◆ Aim of the exercise: Reproduce word for word the rows from the very first one through the row containing "bar-doxycycline: [1618, 1386, 1628, 1583]", with both of those rows included.

== Records for this task ==

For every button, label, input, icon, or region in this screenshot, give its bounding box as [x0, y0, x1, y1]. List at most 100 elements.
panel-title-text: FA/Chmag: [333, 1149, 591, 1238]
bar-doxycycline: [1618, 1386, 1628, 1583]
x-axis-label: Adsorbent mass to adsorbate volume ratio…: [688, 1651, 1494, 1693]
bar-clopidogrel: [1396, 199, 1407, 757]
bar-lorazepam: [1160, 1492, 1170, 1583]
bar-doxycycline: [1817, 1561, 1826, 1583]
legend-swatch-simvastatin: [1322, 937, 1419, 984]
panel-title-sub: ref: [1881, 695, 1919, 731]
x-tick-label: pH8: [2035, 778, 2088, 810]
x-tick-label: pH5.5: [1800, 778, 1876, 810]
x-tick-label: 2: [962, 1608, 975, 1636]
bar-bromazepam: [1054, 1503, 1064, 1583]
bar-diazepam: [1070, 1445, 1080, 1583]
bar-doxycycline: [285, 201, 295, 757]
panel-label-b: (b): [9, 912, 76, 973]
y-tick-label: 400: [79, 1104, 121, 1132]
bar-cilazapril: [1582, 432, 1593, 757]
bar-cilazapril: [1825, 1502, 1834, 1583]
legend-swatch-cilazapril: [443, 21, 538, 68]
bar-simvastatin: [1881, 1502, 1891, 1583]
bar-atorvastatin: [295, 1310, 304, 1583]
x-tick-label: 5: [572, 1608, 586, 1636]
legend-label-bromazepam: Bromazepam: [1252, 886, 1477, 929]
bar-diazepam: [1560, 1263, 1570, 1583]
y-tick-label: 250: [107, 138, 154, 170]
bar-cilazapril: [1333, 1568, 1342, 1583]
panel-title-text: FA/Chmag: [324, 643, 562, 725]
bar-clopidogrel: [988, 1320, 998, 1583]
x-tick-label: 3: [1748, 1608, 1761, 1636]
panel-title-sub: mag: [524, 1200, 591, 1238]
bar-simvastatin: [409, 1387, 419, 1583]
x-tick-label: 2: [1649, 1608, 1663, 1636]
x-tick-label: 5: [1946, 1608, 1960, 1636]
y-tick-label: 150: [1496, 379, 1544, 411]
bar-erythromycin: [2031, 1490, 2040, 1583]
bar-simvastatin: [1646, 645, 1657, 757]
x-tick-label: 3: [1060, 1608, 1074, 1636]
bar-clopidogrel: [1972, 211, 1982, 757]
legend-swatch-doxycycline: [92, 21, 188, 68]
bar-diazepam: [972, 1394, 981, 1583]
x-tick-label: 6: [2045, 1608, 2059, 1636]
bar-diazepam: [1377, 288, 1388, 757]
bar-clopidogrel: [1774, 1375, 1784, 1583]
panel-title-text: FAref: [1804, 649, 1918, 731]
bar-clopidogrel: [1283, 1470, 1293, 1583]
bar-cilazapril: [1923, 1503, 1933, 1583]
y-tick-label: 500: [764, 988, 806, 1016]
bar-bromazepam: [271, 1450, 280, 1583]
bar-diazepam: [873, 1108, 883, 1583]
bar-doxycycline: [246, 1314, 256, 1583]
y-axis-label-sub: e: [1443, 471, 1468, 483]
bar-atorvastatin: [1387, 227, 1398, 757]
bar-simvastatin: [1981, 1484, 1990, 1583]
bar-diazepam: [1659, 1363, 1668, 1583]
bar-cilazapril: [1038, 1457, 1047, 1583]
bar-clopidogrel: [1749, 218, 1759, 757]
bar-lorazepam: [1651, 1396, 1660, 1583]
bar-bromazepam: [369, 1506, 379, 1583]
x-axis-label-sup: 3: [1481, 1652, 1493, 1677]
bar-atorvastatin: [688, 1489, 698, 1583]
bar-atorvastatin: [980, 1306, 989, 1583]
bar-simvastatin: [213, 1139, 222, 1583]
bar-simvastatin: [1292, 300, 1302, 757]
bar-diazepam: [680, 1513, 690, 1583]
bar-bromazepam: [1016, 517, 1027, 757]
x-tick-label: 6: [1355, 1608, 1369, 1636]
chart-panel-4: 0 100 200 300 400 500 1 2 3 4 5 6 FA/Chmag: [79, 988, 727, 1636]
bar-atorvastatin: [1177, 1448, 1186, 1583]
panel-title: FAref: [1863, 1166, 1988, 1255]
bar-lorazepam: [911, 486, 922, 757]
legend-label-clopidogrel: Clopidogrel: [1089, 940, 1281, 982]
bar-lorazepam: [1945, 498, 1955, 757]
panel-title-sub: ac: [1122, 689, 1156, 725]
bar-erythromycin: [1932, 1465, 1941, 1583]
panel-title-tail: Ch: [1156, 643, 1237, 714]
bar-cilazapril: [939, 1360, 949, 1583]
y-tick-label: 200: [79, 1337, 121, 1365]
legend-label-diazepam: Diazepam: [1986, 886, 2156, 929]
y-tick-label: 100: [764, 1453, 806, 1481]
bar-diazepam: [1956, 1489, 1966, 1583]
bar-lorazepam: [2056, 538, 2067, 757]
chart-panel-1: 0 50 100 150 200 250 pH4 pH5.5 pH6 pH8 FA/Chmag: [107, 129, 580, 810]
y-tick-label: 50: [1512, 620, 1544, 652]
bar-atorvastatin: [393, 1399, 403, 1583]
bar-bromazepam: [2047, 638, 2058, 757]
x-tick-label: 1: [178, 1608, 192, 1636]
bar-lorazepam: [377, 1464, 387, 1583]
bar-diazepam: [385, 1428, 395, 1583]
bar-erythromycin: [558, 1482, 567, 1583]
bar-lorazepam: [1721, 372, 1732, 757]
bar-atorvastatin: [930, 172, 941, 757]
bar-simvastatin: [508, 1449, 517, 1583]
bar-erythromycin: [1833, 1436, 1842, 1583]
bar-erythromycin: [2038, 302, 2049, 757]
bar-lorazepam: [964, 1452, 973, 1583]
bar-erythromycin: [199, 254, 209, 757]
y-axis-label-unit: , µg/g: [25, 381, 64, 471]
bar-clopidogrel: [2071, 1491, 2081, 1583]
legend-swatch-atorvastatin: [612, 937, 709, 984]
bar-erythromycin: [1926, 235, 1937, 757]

===

◆ Solution to this exercise:
For every button, label, input, icon, or region in this screenshot, give its bounding box as [x0, y0, x1, y1]. List at most 100 elements.
panel-title-text: FA/Chmag: [333, 1149, 591, 1238]
bar-doxycycline: [1618, 1386, 1628, 1583]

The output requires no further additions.